**EXTRACTED DATA**
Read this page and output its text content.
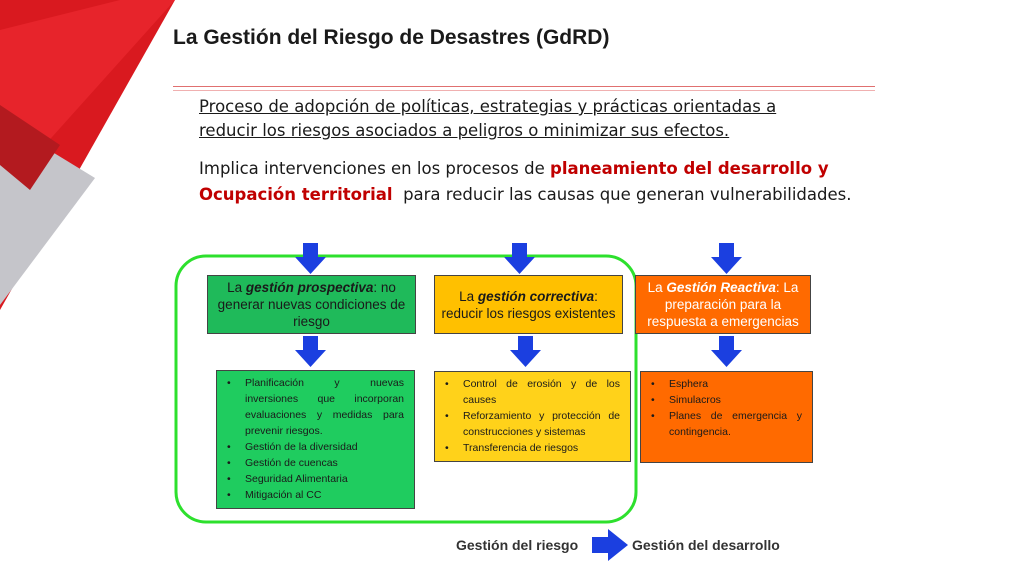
La Gestión del Riesgo de Desastres (GdRD)
Proceso de adopción de políticas, estrategias y prácticas orientadas a reducir los riesgos asociados a peligros o minimizar sus efectos.
Implica intervenciones en los procesos de planeamiento del desarrollo y
Ocupación territorial  para reducir las causas que generan vulnerabilidades.
La gestión prospectiva: no generar nuevas condiciones de riesgo
La gestión correctiva: reducir los riesgos existentes
La Gestión Reactiva: La preparación para la respuesta a emergencias
• Planificación y nuevas inversiones que incorporan evaluaciones y medidas para prevenir riesgos.
• Gestión de la diversidad
• Gestión de cuencas
• Seguridad Alimentaria
• Mitigación al CC
• Control de erosión y de los causes
• Reforzamiento y protección de construcciones y sistemas
• Transferencia de riesgos
• Esphera
• Simulacros
• Planes de emergencia y contingencia.
Gestión del riesgo	Gestión del desarrollo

**YOUR GOAL**
Write out the entries above verbatim; the pictures do not belong in your copy.

**CORRECT RESULT**
Read this page and output its text content.
La Gestión del Riesgo de Desastres (GdRD)
Proceso de adopción de políticas, estrategias y prácticas orientadas a reducir los riesgos asociados a peligros o minimizar sus efectos.
Implica intervenciones en los procesos de planeamiento del desarrollo y
Ocupación territorial  para reducir las causas que generan vulnerabilidades.
La gestión prospectiva: no generar nuevas condiciones de riesgo
La gestión correctiva: reducir los riesgos existentes
La Gestión Reactiva: La preparación para la respuesta a emergencias
• Planificación y nuevas inversiones que incorporan evaluaciones y medidas para prevenir riesgos.
• Gestión de la diversidad
• Gestión de cuencas
• Seguridad Alimentaria
• Mitigación al CC
• Control de erosión y de los causes
• Reforzamiento y protección de construcciones y sistemas
• Transferencia de riesgos
• Esphera
• Simulacros
• Planes de emergencia y contingencia.
Gestión del riesgo	Gestión del desarrollo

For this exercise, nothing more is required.